*** STORED DATA ***

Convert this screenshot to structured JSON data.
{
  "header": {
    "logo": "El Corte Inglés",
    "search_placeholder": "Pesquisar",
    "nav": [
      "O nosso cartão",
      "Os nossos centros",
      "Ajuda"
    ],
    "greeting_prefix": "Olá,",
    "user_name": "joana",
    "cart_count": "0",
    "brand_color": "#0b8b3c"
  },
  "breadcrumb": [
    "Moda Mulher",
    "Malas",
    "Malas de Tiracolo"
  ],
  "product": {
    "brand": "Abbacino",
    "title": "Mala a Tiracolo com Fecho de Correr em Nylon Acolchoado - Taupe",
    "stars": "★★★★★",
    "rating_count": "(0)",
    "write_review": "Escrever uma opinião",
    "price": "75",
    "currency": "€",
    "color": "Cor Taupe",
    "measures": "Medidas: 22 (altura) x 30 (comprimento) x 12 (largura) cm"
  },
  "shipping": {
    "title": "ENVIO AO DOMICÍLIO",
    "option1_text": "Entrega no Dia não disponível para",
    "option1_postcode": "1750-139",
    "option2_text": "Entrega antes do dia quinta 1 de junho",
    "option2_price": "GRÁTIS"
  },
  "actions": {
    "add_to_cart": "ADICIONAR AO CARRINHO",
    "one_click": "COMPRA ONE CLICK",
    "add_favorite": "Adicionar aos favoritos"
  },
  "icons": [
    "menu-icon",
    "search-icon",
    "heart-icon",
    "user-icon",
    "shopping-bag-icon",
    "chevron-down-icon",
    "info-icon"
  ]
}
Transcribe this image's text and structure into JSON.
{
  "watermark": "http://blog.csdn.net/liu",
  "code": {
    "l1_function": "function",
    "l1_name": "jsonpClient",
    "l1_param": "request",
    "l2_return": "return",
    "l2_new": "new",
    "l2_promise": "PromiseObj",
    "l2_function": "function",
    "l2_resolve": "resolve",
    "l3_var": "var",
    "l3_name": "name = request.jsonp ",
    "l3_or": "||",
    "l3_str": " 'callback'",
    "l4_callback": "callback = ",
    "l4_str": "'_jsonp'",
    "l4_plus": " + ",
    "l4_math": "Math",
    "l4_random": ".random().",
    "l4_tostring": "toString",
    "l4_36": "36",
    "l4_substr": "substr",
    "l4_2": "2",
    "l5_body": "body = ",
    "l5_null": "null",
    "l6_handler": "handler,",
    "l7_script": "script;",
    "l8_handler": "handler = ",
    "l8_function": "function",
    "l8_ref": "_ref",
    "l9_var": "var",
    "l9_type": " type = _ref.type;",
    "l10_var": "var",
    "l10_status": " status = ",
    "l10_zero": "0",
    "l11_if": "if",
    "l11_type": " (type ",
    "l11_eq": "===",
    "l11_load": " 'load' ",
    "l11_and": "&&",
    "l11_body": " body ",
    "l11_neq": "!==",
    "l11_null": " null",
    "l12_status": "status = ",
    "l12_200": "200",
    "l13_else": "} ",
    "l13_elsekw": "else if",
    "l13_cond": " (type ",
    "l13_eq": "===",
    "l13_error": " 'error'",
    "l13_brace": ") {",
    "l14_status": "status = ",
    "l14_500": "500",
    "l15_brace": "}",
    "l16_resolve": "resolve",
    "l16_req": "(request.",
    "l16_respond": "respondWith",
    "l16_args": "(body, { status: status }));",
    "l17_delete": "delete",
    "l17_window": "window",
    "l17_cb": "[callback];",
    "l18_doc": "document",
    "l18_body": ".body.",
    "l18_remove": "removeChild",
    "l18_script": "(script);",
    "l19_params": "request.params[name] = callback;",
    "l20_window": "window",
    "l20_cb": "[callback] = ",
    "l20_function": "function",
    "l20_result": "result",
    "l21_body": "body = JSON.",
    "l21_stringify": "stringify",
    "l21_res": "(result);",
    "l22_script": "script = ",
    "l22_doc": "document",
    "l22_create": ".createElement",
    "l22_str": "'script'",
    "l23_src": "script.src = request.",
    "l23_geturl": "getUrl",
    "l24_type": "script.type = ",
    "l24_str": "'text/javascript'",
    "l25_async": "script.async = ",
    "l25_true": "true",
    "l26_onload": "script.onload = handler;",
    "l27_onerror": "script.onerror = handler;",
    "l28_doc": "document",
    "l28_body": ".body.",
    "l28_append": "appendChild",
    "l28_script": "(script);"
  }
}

***

# AIM
Show each line of the listing that holds the string "status".

# FINISHED EXERCISE
    "l10_status": " status = ",
    "l12_status": "status = ",
    "l14_status": "status = ",
    "l16_args": "(body, { status: status }));",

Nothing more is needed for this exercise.